- STATED EXERCISE -
Go through the records and copy each line where the word "этих" occurs.

- SOURCE DATA -
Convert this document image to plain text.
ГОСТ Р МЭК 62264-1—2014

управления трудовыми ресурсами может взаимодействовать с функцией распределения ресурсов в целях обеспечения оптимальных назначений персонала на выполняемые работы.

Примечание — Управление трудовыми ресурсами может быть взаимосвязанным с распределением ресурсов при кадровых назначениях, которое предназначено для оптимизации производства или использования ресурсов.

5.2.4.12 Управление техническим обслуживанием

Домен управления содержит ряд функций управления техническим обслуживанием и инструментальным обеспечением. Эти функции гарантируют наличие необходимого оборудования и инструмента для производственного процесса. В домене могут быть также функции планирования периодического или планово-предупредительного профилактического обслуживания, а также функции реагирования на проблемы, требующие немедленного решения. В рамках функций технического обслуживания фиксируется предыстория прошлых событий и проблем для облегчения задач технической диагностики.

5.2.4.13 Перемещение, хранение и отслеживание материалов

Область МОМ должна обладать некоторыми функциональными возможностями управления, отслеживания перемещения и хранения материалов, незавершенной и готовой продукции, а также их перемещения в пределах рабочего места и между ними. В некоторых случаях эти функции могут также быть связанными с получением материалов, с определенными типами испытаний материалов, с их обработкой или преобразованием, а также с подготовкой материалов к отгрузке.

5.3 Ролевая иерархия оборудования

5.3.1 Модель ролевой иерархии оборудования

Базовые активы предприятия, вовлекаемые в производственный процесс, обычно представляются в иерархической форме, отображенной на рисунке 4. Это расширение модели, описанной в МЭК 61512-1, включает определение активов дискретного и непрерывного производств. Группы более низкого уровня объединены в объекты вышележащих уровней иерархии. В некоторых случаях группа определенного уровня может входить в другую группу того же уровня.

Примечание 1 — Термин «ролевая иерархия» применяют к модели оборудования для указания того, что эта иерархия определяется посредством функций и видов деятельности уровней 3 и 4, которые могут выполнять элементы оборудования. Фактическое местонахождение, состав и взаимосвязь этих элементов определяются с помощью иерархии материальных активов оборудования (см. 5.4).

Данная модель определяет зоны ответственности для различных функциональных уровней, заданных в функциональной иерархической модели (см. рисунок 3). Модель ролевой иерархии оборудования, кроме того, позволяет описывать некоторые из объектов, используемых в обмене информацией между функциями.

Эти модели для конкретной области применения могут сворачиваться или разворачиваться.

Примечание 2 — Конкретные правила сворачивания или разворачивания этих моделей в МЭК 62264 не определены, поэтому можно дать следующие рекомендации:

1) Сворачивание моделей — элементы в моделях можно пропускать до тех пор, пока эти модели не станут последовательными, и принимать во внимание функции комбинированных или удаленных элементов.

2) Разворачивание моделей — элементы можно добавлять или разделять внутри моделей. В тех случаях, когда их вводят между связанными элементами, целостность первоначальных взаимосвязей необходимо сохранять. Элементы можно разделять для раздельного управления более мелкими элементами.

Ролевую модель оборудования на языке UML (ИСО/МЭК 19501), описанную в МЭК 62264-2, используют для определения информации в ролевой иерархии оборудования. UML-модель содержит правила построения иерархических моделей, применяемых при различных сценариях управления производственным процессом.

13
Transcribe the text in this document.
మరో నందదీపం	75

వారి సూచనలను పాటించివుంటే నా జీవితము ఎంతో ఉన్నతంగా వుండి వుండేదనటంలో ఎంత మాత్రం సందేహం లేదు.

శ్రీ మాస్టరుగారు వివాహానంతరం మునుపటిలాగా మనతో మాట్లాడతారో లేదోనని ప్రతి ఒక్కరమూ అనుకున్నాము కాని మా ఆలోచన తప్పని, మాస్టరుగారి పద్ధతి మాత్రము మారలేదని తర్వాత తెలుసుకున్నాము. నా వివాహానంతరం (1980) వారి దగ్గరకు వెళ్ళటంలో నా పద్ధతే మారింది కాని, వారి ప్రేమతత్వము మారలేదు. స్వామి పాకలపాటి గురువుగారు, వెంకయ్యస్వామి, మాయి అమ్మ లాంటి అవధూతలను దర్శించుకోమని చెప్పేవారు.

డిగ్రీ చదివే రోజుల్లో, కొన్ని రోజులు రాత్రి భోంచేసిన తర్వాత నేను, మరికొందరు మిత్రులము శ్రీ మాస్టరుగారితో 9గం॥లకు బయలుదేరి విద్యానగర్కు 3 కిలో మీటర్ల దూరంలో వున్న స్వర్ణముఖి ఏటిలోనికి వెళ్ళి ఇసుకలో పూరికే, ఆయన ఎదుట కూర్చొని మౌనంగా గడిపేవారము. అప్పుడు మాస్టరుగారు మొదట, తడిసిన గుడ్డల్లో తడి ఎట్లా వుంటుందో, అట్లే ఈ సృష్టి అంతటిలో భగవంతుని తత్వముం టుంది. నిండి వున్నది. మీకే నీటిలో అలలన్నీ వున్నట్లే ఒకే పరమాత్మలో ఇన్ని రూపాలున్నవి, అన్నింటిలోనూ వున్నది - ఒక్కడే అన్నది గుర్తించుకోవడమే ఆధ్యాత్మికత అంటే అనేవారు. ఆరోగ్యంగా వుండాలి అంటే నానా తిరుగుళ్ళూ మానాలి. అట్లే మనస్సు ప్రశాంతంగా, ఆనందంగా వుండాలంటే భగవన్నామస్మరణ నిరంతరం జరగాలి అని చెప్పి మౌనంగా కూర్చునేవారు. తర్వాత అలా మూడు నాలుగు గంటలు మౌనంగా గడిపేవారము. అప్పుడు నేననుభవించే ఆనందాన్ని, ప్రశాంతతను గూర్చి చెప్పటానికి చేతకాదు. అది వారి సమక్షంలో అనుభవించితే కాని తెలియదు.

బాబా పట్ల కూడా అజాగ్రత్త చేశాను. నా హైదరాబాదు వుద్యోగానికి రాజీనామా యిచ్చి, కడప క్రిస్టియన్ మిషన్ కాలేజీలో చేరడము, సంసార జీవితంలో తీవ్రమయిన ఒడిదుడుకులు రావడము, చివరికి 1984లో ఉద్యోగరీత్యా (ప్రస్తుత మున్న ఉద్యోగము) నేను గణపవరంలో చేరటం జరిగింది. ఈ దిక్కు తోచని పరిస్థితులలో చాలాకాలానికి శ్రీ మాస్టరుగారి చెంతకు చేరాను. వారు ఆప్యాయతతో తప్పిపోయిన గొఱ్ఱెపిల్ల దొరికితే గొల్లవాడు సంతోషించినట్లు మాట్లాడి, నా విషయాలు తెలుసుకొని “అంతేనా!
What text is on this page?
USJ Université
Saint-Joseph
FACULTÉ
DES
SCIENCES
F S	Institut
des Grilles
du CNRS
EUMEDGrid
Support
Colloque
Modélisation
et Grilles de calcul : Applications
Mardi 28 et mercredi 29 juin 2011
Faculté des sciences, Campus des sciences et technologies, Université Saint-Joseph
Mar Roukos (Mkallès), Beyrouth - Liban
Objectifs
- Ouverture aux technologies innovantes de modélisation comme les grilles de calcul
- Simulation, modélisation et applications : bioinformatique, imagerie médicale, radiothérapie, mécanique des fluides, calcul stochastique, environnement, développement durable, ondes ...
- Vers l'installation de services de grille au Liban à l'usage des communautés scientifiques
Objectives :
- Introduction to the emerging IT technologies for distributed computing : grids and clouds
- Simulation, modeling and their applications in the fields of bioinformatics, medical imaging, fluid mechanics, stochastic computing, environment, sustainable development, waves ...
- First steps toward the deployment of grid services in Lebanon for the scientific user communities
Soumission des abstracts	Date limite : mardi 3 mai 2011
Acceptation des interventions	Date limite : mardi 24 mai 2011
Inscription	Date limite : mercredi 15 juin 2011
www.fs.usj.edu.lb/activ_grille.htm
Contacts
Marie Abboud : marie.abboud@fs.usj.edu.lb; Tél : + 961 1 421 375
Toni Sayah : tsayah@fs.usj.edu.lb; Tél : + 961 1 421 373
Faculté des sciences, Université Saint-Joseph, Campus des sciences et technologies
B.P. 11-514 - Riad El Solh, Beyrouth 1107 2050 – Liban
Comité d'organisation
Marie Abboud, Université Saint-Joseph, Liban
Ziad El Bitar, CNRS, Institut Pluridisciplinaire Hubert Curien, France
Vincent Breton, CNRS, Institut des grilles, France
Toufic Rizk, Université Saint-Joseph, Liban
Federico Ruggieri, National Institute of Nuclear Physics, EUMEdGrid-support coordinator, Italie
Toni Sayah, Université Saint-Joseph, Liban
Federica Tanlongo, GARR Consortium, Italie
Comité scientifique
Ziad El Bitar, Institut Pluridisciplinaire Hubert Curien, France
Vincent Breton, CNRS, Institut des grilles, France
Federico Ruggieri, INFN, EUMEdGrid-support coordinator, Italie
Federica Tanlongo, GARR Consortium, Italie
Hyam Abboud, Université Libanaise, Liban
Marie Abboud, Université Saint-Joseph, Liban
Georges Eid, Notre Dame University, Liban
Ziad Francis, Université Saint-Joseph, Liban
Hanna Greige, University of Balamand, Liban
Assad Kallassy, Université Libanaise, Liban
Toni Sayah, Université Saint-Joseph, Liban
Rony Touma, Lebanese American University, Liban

- EXERCISE ANSWER -
Примечание 1 — Термин «ролевая иерархия» применяют к модели оборудования для указания того, что эта иерархия определяется посредством функций и видов деятельности уровней 3 и 4, которые могут выполнять элементы оборудования. Фактическое местонахождение, состав и взаимосвязь этих элементов определяются с помощью иерархии материальных активов оборудования (см. 5.4).
Примечание 2 — Конкретные правила сворачивания или разворачивания этих моделей в МЭК 62264 не определены, поэтому можно дать следующие рекомендации:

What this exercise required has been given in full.